** Begin EXCERPTED DATA **
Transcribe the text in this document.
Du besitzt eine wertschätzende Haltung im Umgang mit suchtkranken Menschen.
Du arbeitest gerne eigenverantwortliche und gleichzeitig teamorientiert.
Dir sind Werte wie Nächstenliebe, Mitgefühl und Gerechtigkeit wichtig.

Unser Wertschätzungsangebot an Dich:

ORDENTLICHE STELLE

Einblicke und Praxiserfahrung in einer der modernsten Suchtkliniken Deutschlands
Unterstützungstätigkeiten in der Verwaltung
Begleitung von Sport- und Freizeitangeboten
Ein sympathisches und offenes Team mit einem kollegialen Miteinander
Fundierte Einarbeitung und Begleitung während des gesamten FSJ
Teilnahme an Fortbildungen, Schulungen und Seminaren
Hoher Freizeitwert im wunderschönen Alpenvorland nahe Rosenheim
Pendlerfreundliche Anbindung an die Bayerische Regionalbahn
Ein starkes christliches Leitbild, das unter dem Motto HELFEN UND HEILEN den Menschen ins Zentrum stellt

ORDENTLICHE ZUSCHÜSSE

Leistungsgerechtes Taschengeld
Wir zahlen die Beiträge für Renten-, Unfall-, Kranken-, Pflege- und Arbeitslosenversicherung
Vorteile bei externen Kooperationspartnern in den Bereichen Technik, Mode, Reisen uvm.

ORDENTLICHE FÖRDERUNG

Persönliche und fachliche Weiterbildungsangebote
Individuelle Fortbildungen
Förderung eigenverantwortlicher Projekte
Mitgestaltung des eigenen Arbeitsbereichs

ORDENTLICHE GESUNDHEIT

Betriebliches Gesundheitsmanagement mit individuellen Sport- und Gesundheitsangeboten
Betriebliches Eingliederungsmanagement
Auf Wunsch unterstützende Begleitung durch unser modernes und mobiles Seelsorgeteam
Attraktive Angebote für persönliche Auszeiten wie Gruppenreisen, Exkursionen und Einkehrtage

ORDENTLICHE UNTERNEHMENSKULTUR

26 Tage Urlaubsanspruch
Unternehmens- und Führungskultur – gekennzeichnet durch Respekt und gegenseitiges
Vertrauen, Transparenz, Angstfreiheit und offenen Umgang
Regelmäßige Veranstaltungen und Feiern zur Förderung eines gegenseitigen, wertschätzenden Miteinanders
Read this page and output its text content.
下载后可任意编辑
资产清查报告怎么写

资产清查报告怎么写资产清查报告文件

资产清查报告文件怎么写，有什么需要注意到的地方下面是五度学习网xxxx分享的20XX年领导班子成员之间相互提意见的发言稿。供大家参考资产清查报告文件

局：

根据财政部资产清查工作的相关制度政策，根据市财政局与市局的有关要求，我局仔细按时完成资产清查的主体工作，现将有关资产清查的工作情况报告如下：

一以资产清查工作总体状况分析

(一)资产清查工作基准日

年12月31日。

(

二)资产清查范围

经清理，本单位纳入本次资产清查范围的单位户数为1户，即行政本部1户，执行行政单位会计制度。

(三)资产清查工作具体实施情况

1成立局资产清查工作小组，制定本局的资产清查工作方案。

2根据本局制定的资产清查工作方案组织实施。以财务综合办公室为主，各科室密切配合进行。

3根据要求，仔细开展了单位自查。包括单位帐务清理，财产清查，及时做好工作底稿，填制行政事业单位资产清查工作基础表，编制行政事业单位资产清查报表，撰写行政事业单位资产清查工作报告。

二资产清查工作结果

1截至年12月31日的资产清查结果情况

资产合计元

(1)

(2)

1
** End EXCERPTED DATA **
■ CHALLENGE:
Reproduce each entry word for word.

■ ANSWER FOR THE TASK:
Transcribe the text in this document.
Du besitzt eine wertschätzende Haltung im Umgang mit suchtkranken Menschen.
Du arbeitest gerne eigenverantwortliche und gleichzeitig teamorientiert.
Dir sind Werte wie Nächstenliebe, Mitgefühl und Gerechtigkeit wichtig.

Unser Wertschätzungsangebot an Dich:

ORDENTLICHE STELLE

Einblicke und Praxiserfahrung in einer der modernsten Suchtkliniken Deutschlands
Unterstützungstätigkeiten in der Verwaltung
Begleitung von Sport- und Freizeitangeboten
Ein sympathisches und offenes Team mit einem kollegialen Miteinander
Fundierte Einarbeitung und Begleitung während des gesamten FSJ
Teilnahme an Fortbildungen, Schulungen und Seminaren
Hoher Freizeitwert im wunderschönen Alpenvorland nahe Rosenheim
Pendlerfreundliche Anbindung an die Bayerische Regionalbahn
Ein starkes christliches Leitbild, das unter dem Motto HELFEN UND HEILEN den Menschen ins Zentrum stellt

ORDENTLICHE ZUSCHÜSSE

Leistungsgerechtes Taschengeld
Wir zahlen die Beiträge für Renten-, Unfall-, Kranken-, Pflege- und Arbeitslosenversicherung
Vorteile bei externen Kooperationspartnern in den Bereichen Technik, Mode, Reisen uvm.

ORDENTLICHE FÖRDERUNG

Persönliche und fachliche Weiterbildungsangebote
Individuelle Fortbildungen
Förderung eigenverantwortlicher Projekte
Mitgestaltung des eigenen Arbeitsbereichs

ORDENTLICHE GESUNDHEIT

Betriebliches Gesundheitsmanagement mit individuellen Sport- und Gesundheitsangeboten
Betriebliches Eingliederungsmanagement
Auf Wunsch unterstützende Begleitung durch unser modernes und mobiles Seelsorgeteam
Attraktive Angebote für persönliche Auszeiten wie Gruppenreisen, Exkursionen und Einkehrtage

ORDENTLICHE UNTERNEHMENSKULTUR

26 Tage Urlaubsanspruch
Unternehmens- und Führungskultur – gekennzeichnet durch Respekt und gegenseitiges
Vertrauen, Transparenz, Angstfreiheit und offenen Umgang
Regelmäßige Veranstaltungen und Feiern zur Förderung eines gegenseitigen, wertschätzenden Miteinanders
Read this page and output its text content.
下载后可任意编辑
资产清查报告怎么写

资产清查报告怎么写资产清查报告文件

资产清查报告文件怎么写，有什么需要注意到的地方下面是五度学习网xxxx分享的20XX年领导班子成员之间相互提意见的发言稿。供大家参考资产清查报告文件

局：

根据财政部资产清查工作的相关制度政策，根据市财政局与市局的有关要求，我局仔细按时完成资产清查的主体工作，现将有关资产清查的工作情况报告如下：

一以资产清查工作总体状况分析

(一)资产清查工作基准日

年12月31日。

(

二)资产清查范围

经清理，本单位纳入本次资产清查范围的单位户数为1户，即行政本部1户，执行行政单位会计制度。

(三)资产清查工作具体实施情况

1成立局资产清查工作小组，制定本局的资产清查工作方案。

2根据本局制定的资产清查工作方案组织实施。以财务综合办公室为主，各科室密切配合进行。

3根据要求，仔细开展了单位自查。包括单位帐务清理，财产清查，及时做好工作底稿，填制行政事业单位资产清查工作基础表，编制行政事业单位资产清查报表，撰写行政事业单位资产清查工作报告。

二资产清查工作结果

1截至年12月31日的资产清查结果情况

资产合计元

(1)

(2)

1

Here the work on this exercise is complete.